■ **Direction**: Extract every line that contains the string "Zero".

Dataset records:
□ □ □ □ □ □ □

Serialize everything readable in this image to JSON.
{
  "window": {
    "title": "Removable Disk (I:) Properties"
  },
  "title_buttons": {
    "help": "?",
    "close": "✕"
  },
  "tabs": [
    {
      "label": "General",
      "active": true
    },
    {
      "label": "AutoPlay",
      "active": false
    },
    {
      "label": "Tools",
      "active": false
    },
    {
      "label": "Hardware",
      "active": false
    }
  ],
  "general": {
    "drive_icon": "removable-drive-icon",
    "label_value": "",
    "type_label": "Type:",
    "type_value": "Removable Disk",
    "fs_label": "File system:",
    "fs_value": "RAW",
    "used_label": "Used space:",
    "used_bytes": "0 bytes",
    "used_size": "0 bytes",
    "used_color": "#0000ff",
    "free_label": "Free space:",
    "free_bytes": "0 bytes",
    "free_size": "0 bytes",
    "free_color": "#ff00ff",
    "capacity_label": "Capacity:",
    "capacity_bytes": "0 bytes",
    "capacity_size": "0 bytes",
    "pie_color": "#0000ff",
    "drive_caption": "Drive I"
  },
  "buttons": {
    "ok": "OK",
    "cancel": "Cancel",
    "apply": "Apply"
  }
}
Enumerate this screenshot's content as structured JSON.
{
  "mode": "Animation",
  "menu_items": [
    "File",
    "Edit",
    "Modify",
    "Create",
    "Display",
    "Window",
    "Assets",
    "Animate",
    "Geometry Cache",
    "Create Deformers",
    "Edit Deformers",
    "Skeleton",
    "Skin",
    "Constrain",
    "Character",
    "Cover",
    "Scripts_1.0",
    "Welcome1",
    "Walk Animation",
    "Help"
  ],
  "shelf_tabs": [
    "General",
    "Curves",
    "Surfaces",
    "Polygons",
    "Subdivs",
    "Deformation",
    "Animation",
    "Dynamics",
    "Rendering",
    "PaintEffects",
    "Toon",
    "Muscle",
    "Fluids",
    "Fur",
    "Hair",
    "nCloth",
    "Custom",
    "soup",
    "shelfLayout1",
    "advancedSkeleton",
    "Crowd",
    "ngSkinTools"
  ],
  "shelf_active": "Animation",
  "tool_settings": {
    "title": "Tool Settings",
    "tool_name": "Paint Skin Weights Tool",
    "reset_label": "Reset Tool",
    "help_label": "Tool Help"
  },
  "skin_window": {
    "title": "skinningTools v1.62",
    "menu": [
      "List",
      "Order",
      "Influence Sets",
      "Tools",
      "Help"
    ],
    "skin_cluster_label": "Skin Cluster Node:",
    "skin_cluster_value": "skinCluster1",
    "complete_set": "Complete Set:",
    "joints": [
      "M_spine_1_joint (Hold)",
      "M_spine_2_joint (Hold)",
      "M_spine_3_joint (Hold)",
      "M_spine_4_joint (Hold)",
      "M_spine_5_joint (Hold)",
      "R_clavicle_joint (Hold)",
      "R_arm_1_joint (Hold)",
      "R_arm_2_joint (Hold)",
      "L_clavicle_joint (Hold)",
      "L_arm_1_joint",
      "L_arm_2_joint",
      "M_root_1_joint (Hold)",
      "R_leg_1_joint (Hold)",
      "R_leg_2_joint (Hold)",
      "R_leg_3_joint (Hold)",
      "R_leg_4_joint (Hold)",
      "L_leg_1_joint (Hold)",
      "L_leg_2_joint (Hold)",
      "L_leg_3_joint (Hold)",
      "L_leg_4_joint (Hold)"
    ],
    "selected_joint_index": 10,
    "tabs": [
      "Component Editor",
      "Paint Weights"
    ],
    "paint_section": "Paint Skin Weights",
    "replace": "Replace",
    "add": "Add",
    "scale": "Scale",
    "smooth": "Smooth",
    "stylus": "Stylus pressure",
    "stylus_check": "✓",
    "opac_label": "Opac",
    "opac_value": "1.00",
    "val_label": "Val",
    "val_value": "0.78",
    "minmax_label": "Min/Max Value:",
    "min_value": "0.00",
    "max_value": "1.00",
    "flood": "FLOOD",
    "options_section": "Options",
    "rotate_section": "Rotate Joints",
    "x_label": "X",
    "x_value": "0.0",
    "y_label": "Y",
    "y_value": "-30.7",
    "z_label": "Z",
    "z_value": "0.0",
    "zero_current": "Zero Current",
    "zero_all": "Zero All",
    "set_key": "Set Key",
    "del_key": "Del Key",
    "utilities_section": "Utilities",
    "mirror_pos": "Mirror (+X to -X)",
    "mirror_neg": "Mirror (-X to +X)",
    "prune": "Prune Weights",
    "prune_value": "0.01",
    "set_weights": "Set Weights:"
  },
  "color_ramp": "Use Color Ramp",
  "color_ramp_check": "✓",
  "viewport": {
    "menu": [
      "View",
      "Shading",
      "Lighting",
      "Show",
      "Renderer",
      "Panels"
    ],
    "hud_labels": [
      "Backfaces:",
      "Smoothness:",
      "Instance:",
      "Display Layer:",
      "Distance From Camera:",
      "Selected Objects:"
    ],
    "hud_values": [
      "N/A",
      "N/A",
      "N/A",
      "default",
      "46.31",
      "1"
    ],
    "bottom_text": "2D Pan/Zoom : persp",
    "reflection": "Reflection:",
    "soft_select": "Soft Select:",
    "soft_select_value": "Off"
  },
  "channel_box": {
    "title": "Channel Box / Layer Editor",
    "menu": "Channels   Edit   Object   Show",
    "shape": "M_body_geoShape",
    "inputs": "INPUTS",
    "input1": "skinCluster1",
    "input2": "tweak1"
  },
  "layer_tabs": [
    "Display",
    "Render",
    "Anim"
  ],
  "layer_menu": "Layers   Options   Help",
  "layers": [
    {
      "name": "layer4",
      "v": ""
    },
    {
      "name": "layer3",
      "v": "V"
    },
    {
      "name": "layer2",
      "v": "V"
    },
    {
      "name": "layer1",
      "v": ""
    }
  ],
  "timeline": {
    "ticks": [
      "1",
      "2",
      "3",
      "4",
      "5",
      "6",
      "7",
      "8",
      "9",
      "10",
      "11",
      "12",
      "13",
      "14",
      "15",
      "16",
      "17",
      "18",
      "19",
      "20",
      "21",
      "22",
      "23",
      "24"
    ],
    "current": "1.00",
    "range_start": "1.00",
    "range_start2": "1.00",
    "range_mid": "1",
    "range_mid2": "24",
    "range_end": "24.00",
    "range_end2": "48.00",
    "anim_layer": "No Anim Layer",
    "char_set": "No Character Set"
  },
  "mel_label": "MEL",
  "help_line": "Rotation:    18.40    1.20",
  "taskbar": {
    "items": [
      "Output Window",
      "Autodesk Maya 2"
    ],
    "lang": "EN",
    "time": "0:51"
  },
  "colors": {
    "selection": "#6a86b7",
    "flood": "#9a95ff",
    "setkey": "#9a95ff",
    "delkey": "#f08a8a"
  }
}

□ □ □ □ □ □ □

■ **Completed task**:
    "zero_current": "Zero Current",
    "zero_all": "Zero All",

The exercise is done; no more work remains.